* [Texto proporcionado]:
+++
Los últimos hallazgos sobre las frutas que tienen un color acentuado como las bayas, las fresas o las uvas nos vienen a indicar que pueden ejercer un efecto protector sobre esta enfermedad a través de varias vías diferentes, mediante el papel protector de los antioxidantes y modificando la forma que tienen de comunicarse la neuronas entre sí, lo que modifica el efecto inflamatorio y el estrés que el mismo ejerce sobre las neuronas.

Los resultados de los últimos estudios son interesantes en el sentido que parecen indicar que la alimentación no solo puede retrasar la aparición de enfermedades como el Alzheimer sino incluso revertir sus consecuencias.

miércoles, 4 de abril de 2012

ENVEJECIENDO EN EL SUR

El envejecimiento es el gran reto de este siglo, se estima que en 50 años la población mundial mayor de 60 años se triplicará pasando de 600 millones a 2000 millones, pero no cabe la menor duda de que es una aspiración universal, y según la Organización Mundial de la Salud es un privilegio y un logro de la humanidad.
En Europa, los datos que nos aporta el Panorama de la Salud en 2010 de la OCDE, establece que para el 2030 la población de más de 64 años será de un 40%, mientras que en España el Instituto Nacional de Estadística estima que en 40 años, la población mayor de 64 años se duplique pasando a ser el 30% de la población. Todo esto conlleva a que la esperanza de vida haya aumentado desde 1980 en 6 años situándose en los 78 años y la píramide poblacional se esté invirtiendo ya que la población de 65 años supera a los de 15.
Además de aumentar la esperaza de vida, ha aumentado el deseo que ésta sea de mejor calidad, manteniendo una buena salud, funcionalidad e independencia.
+++
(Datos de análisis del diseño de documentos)
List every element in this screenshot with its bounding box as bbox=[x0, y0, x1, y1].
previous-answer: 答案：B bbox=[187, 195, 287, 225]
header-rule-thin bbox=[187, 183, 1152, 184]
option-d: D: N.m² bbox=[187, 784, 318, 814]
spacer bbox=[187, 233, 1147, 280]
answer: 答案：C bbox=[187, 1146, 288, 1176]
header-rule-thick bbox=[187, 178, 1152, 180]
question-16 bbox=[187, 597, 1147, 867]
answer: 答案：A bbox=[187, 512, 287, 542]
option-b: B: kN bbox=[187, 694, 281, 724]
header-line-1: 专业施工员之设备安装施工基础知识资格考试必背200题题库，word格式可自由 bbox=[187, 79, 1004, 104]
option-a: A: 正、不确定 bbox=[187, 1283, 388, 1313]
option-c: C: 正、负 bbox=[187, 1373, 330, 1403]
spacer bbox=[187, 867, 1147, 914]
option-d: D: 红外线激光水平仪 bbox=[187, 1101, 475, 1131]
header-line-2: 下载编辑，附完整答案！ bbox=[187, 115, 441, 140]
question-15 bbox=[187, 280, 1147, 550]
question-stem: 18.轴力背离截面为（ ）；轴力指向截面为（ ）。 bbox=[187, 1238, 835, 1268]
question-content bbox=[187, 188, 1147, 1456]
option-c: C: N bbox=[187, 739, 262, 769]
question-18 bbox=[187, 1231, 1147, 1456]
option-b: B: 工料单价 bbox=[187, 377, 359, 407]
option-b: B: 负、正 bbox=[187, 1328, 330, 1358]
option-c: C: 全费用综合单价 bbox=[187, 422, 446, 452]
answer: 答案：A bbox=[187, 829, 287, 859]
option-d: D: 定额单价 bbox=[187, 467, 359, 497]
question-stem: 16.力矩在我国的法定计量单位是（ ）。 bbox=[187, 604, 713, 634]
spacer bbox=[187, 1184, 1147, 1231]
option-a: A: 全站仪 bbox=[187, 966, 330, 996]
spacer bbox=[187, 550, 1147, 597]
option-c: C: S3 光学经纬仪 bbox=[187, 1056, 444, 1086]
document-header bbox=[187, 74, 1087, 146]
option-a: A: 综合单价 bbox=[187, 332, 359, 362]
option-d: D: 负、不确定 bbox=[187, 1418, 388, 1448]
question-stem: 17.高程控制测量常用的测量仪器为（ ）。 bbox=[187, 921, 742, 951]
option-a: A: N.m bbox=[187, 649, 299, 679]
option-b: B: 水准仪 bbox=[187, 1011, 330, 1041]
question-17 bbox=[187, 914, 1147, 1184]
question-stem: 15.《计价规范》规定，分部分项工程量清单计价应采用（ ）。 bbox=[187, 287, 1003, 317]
+++
* [Sobre la tarea]:
Actualiza el fragmento del texto proporcionado que empieza con las palabras "El envejecimiento es" y termina con "a los de 15.". Escríbelo de nuevo, con "España" sustituido por "Portugal".

* [Resultado del ejercicio]:
El envejecimiento es el gran reto de este siglo, se estima que en 50 años la población mundial mayor de 60 años se triplicará pasando de 600 millones a 2000 millones, pero no cabe la menor duda de que es una aspiración universal, y según la Organización Mundial de la Salud es un privilegio y un logro de la humanidad.
En Europa, los datos que nos aporta el Panorama de la Salud en 2010 de la OCDE, establece que para el 2030 la población de más de 64 años será de un 40%, mientras que en Portugal el Instituto Nacional de Estadística estima que en 40 años, la población mayor de 64 años se duplique pasando a ser el 30% de la población. Todo esto conlleva a que la esperanza de vida haya aumentado desde 1980 en 6 años situándose en los 78 años y la píramide poblacional se esté invirtiendo ya que la población de 65 años supera a los de 15.